* [DATA PROVIDED]:
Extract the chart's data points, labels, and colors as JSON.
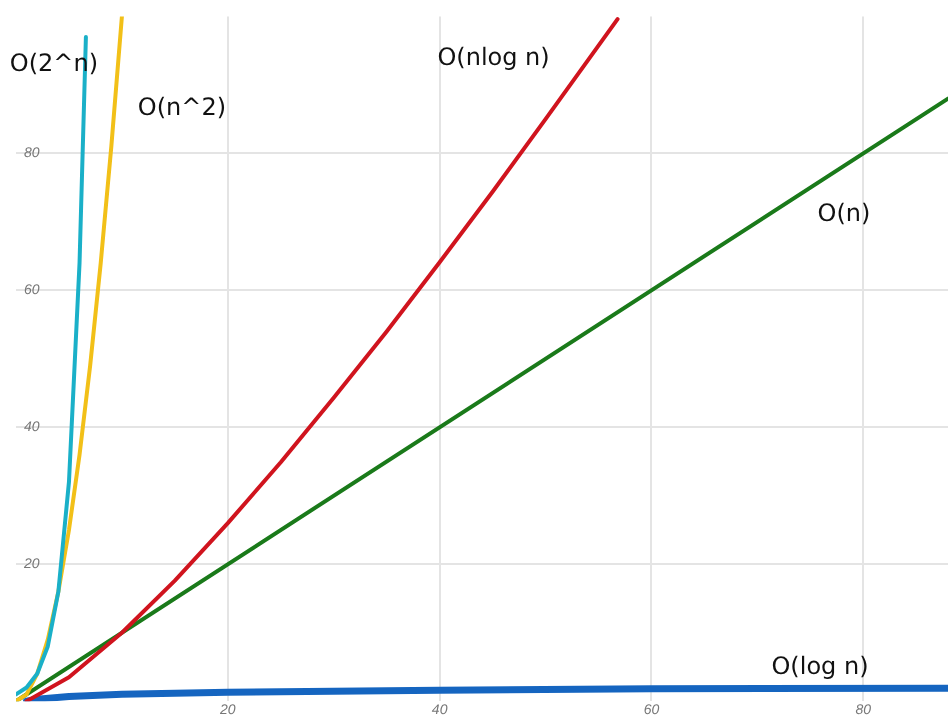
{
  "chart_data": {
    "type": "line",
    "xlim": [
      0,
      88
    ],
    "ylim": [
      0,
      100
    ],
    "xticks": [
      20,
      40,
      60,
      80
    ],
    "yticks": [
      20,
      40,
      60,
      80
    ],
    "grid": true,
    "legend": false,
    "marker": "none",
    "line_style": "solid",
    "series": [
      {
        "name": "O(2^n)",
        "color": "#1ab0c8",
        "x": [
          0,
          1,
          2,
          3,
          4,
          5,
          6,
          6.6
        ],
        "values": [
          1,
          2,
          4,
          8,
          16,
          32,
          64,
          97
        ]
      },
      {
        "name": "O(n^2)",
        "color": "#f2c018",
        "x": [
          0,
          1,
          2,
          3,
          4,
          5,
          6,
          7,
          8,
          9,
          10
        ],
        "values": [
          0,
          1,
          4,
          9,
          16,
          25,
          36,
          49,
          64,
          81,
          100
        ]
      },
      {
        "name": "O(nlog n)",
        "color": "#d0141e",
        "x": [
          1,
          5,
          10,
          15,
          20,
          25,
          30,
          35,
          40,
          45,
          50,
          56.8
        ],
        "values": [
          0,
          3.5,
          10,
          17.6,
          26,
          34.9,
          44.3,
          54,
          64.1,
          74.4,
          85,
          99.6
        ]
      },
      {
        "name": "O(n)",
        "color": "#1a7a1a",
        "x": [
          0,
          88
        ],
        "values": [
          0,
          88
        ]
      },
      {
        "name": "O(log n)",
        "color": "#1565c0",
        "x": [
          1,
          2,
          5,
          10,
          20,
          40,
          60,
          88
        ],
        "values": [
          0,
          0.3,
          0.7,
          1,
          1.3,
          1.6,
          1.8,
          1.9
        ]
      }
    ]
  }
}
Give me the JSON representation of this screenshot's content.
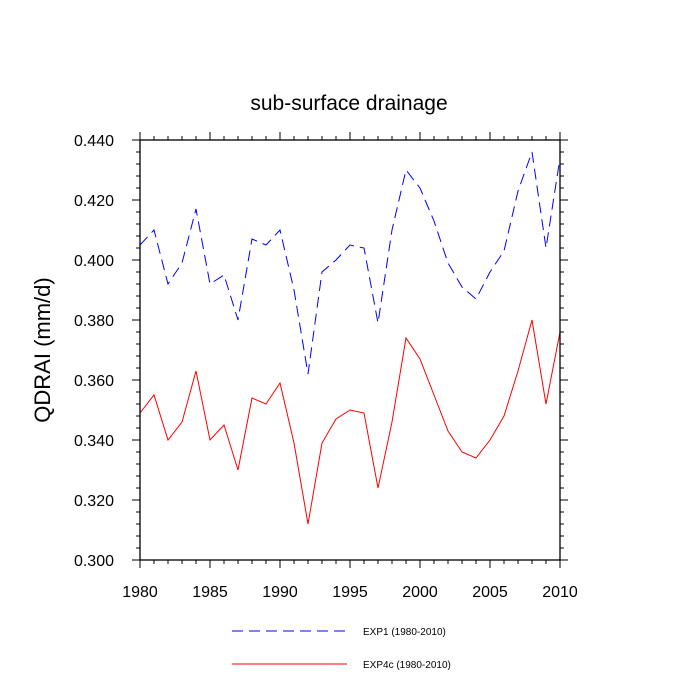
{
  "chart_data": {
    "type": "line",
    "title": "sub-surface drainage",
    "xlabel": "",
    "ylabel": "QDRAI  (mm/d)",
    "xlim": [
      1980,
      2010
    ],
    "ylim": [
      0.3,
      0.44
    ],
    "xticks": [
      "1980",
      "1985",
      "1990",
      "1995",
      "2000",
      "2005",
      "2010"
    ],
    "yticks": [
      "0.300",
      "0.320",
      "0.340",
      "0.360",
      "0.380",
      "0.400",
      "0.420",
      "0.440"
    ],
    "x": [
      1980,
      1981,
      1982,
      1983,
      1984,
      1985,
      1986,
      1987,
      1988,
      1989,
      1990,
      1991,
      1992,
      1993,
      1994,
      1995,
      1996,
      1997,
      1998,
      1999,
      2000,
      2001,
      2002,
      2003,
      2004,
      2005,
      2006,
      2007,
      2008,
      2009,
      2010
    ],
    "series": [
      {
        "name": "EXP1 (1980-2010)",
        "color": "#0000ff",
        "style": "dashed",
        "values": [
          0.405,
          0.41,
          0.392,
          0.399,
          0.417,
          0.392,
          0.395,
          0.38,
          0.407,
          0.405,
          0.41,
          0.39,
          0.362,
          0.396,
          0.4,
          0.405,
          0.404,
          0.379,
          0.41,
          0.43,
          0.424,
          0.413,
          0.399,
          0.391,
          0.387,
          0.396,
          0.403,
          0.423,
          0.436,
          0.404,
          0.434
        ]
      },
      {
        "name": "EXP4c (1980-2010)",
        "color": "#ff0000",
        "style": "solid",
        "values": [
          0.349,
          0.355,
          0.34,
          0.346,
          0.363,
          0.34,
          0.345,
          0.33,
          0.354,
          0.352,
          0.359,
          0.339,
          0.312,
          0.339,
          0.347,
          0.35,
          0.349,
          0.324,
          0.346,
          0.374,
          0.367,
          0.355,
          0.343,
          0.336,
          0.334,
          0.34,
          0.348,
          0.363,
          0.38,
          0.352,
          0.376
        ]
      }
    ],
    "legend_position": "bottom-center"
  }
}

--

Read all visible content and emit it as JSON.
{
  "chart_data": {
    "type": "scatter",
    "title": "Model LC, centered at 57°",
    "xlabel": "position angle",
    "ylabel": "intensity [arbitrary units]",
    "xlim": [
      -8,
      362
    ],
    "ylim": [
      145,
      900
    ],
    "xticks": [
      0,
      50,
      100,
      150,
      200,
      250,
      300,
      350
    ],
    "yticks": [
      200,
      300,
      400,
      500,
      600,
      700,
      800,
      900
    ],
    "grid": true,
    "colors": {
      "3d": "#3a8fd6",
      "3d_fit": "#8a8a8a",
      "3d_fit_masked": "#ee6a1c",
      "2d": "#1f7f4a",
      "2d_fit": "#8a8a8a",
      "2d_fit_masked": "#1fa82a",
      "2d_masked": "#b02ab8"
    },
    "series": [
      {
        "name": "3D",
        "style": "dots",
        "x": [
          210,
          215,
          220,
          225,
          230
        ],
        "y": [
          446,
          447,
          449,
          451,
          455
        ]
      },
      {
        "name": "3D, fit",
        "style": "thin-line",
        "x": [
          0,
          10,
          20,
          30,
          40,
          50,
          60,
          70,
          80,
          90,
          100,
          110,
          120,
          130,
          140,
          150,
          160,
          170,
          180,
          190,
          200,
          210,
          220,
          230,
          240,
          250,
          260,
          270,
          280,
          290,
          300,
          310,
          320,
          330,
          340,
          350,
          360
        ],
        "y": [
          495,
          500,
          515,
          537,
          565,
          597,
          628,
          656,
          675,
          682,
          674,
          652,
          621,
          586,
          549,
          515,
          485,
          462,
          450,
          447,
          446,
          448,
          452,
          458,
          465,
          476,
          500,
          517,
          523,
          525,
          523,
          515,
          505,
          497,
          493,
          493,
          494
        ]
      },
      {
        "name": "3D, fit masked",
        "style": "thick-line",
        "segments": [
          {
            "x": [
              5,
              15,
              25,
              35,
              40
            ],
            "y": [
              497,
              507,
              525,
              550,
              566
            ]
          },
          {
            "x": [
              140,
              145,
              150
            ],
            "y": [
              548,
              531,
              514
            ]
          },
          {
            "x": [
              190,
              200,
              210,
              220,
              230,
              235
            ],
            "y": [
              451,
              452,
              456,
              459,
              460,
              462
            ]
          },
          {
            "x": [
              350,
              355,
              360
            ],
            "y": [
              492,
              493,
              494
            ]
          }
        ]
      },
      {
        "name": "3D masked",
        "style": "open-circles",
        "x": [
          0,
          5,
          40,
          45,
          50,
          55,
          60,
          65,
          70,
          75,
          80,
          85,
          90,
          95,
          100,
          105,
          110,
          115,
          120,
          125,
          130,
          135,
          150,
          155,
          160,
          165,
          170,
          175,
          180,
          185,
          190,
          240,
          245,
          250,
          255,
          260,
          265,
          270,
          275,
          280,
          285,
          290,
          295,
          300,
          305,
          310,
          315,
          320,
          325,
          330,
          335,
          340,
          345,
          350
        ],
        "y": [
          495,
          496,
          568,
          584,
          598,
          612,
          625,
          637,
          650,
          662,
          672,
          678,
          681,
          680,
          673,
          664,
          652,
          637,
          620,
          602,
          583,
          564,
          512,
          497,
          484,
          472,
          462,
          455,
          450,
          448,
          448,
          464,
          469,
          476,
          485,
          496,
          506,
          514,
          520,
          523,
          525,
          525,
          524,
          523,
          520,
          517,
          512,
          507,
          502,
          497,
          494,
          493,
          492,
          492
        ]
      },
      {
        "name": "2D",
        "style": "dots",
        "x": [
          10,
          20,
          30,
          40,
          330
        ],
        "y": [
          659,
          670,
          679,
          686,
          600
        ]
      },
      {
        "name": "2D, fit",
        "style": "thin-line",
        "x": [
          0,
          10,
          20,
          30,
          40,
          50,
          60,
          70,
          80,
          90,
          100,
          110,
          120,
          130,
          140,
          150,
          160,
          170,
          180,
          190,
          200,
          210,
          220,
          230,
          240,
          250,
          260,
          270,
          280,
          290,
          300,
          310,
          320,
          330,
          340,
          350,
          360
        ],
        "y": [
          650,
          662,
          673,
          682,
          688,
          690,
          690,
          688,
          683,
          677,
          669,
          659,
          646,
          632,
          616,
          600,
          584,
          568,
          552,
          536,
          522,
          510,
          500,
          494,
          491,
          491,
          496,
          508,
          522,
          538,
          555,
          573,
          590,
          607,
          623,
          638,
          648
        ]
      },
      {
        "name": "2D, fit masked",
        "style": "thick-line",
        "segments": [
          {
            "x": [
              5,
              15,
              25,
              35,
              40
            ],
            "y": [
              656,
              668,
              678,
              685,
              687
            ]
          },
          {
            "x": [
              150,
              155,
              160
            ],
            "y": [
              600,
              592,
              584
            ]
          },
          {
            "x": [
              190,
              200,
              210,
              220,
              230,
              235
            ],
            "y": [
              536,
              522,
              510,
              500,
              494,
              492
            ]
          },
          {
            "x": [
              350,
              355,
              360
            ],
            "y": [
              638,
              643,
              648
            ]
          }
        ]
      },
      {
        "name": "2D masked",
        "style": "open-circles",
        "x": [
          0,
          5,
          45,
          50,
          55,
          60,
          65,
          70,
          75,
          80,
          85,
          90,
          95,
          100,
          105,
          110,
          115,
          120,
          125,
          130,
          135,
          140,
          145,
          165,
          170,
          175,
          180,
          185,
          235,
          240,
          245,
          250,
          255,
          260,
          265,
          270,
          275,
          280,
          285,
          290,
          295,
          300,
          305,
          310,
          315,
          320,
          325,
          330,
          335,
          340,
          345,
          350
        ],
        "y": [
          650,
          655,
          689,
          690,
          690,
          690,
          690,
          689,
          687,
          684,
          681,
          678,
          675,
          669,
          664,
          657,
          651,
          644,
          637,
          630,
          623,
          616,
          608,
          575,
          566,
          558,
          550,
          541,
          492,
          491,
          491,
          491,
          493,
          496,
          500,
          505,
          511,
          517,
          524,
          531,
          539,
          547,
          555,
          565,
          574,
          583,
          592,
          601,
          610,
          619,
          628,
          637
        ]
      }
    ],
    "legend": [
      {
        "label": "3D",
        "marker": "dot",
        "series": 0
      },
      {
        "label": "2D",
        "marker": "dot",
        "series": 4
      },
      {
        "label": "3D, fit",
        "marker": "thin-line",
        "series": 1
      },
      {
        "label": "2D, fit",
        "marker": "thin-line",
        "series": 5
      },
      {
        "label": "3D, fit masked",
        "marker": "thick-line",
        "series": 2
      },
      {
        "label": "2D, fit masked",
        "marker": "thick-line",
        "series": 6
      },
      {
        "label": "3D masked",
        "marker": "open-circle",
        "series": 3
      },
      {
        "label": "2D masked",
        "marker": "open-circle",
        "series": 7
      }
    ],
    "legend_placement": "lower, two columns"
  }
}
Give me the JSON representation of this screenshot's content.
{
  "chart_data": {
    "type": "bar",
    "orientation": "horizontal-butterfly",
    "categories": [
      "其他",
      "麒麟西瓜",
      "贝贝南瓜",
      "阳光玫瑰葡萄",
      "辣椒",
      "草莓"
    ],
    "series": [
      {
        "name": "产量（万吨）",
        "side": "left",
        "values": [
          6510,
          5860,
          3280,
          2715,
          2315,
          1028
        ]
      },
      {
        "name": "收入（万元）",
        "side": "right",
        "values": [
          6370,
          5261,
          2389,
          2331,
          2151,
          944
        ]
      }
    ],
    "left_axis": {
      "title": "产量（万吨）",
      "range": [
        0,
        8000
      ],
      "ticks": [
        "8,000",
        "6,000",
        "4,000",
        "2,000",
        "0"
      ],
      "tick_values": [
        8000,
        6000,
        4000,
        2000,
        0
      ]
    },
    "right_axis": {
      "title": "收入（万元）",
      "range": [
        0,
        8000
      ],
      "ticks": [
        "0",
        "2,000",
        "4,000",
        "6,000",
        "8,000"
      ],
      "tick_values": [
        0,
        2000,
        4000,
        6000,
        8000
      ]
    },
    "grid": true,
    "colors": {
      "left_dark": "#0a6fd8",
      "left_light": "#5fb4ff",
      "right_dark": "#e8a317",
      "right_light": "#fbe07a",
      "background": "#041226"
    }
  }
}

* [PROMPT]: In the listing, find all lines with the string "title" and copy them.

* [ANSWER TO THE EXERCISE]:
    "title": "sub-surface drainage",
    "title": "Model LC, centered at 57°",
      "title": "产量（万吨）",
      "title": "收入（万元）",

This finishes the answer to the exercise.